Stored data entries:

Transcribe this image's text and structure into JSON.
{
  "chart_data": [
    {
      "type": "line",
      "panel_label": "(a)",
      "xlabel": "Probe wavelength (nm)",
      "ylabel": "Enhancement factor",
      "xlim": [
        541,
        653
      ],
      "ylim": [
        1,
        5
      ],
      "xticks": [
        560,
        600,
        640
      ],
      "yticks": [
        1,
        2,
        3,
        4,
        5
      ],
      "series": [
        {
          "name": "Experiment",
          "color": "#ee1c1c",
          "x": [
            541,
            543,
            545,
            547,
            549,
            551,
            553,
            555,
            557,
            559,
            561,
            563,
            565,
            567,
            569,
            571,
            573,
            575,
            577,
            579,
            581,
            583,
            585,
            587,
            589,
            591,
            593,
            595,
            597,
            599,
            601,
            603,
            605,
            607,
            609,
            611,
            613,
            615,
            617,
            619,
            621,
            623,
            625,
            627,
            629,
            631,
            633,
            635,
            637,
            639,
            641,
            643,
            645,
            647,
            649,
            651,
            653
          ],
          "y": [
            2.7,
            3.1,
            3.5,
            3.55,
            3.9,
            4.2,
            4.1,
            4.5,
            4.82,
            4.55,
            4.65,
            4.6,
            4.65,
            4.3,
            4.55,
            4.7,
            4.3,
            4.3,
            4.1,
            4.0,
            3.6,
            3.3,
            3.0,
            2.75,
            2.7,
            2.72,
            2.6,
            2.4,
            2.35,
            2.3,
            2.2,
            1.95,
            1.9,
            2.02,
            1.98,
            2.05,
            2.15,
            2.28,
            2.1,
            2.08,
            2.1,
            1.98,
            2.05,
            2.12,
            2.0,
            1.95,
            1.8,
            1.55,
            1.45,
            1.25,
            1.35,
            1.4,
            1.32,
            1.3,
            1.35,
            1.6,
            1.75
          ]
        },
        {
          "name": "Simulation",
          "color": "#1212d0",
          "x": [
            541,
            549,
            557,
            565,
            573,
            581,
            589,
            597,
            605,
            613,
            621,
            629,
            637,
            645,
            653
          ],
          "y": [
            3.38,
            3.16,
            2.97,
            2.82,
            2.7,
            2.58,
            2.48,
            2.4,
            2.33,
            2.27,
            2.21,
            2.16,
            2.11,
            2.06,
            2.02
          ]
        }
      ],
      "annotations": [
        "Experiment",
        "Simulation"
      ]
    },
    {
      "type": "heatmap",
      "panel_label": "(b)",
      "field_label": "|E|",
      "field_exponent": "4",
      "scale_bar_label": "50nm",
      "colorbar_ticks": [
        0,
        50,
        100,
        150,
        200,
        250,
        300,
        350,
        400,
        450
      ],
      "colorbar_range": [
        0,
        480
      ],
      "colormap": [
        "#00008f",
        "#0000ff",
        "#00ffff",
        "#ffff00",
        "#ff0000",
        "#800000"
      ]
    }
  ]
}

### EXERCISE DETAILS
Repeat the records above exactly as they appear.

### FINISHED EXERCISE
Transcribe this image's text and structure into JSON.
{
  "chart_data": [
    {
      "type": "line",
      "panel_label": "(a)",
      "xlabel": "Probe wavelength (nm)",
      "ylabel": "Enhancement factor",
      "xlim": [
        541,
        653
      ],
      "ylim": [
        1,
        5
      ],
      "xticks": [
        560,
        600,
        640
      ],
      "yticks": [
        1,
        2,
        3,
        4,
        5
      ],
      "series": [
        {
          "name": "Experiment",
          "color": "#ee1c1c",
          "x": [
            541,
            543,
            545,
            547,
            549,
            551,
            553,
            555,
            557,
            559,
            561,
            563,
            565,
            567,
            569,
            571,
            573,
            575,
            577,
            579,
            581,
            583,
            585,
            587,
            589,
            591,
            593,
            595,
            597,
            599,
            601,
            603,
            605,
            607,
            609,
            611,
            613,
            615,
            617,
            619,
            621,
            623,
            625,
            627,
            629,
            631,
            633,
            635,
            637,
            639,
            641,
            643,
            645,
            647,
            649,
            651,
            653
          ],
          "y": [
            2.7,
            3.1,
            3.5,
            3.55,
            3.9,
            4.2,
            4.1,
            4.5,
            4.82,
            4.55,
            4.65,
            4.6,
            4.65,
            4.3,
            4.55,
            4.7,
            4.3,
            4.3,
            4.1,
            4.0,
            3.6,
            3.3,
            3.0,
            2.75,
            2.7,
            2.72,
            2.6,
            2.4,
            2.35,
            2.3,
            2.2,
            1.95,
            1.9,
            2.02,
            1.98,
            2.05,
            2.15,
            2.28,
            2.1,
            2.08,
            2.1,
            1.98,
            2.05,
            2.12,
            2.0,
            1.95,
            1.8,
            1.55,
            1.45,
            1.25,
            1.35,
            1.4,
            1.32,
            1.3,
            1.35,
            1.6,
            1.75
          ]
        },
        {
          "name": "Simulation",
          "color": "#1212d0",
          "x": [
            541,
            549,
            557,
            565,
            573,
            581,
            589,
            597,
            605,
            613,
            621,
            629,
            637,
            645,
            653
          ],
          "y": [
            3.38,
            3.16,
            2.97,
            2.82,
            2.7,
            2.58,
            2.48,
            2.4,
            2.33,
            2.27,
            2.21,
            2.16,
            2.11,
            2.06,
            2.02
          ]
        }
      ],
      "annotations": [
        "Experiment",
        "Simulation"
      ]
    },
    {
      "type": "heatmap",
      "panel_label": "(b)",
      "field_label": "|E|",
      "field_exponent": "4",
      "scale_bar_label": "50nm",
      "colorbar_ticks": [
        0,
        50,
        100,
        150,
        200,
        250,
        300,
        350,
        400,
        450
      ],
      "colorbar_range": [
        0,
        480
      ],
      "colormap": [
        "#00008f",
        "#0000ff",
        "#00ffff",
        "#ffff00",
        "#ff0000",
        "#800000"
      ]
    }
  ]
}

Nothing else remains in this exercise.